▶ [ДАННЫЙ ТЕКСТ]:

· · · · ·

Конопишт был их любимым домом, но он находился в Богемии; Франц Фердинанд хотел быть похороненым после своей смерти на земле Австрии. Поэтому он выбрал Арштеттен местом, где могла бы жить овдовевшая София и где могли быть похоронены члены его семьи. Новый склеп был высечен в скалистом склоне холма под замком, там же была установлена барочная часовня. Теперь здесь могло беспрепятственно покоиться тело их сына, а потом и остальных членов их семьи. Эрцгерцог поручил руководство работой постоянно занятому Яначеку и остался доволен результатом. «Здесь просторно и светло, так, как мне и хотелось, — отзывался он. — Только вход не очень удобен. Слишком много резких поворотов. Когда будут нести гроб, он будет стукать об углы, и я буду переворачиваться в своей могиле!»

· · · · ·

▶ [ИСХОДНЫЕ ДАННЫЕ]:
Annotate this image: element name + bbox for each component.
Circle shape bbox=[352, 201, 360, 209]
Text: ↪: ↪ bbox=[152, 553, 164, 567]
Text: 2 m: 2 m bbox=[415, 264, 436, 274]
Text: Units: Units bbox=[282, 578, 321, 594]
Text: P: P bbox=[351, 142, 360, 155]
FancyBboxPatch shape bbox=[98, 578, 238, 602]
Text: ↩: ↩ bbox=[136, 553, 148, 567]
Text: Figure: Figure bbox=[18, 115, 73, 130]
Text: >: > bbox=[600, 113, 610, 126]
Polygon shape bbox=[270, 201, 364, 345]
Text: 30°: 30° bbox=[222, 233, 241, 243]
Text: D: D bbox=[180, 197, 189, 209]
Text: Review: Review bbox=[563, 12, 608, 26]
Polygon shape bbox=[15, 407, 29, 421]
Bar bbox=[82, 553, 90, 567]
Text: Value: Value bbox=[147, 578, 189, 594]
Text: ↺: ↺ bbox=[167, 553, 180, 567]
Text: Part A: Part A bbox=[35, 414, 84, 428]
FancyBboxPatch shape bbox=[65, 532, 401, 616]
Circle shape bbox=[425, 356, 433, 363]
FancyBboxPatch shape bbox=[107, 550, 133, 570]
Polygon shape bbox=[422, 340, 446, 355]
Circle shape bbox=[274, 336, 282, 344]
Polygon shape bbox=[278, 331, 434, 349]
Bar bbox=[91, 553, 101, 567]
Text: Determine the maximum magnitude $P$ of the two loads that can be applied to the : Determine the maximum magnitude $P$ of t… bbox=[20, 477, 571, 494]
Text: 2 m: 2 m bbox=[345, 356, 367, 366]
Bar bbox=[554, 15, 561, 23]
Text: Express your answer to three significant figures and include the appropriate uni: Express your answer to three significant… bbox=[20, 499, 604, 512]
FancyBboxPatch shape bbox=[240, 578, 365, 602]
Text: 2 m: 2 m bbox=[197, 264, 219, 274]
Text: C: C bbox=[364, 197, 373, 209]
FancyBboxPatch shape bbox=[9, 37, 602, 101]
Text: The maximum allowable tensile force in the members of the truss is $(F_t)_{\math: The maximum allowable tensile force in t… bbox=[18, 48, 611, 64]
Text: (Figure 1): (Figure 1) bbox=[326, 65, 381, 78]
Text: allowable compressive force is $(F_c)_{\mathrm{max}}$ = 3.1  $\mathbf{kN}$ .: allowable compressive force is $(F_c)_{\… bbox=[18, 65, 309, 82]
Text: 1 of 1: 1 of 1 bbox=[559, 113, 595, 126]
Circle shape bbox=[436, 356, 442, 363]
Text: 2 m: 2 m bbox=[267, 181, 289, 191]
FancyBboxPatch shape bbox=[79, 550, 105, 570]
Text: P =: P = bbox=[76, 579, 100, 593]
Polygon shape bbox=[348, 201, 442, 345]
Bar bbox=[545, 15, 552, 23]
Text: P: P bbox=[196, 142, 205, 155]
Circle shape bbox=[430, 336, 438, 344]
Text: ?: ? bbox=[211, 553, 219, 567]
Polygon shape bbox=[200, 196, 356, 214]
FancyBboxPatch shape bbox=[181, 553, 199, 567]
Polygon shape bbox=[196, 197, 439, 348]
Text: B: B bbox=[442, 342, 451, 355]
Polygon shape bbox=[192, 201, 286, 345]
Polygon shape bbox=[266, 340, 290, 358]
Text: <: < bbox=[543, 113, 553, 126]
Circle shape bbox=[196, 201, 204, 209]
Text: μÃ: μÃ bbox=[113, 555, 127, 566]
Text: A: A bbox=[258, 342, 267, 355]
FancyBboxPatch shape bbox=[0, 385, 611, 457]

· · · · ·

▶ [ИСПОЛЬЗУЯ СВЕДЕНИЯ]:
(a) Ответьте кратко на вопросы по тексту об Арштеттене:
(i) В какой земле находился Конопишт?
(ii) Кому эрцгерцог поручил руководство работой?
(iii) Что эрцгерцог назвал не очень удобным?
(b) Переведите на английский язык предложение из текста об Арштеттене: «Новый склеп был высечен в скалистом склоне холма под замком, там же была установлена барочная часовня.»

▶ [ОТВЕТЫ НА ЗАДАНИЯ]:
(a)
(i) В Богемии.
(ii) Яначеку.
(iii) Вход.

(b) The new crypt was carved into the rocky hillside below the castle, and a Baroque chapel was installed there as well.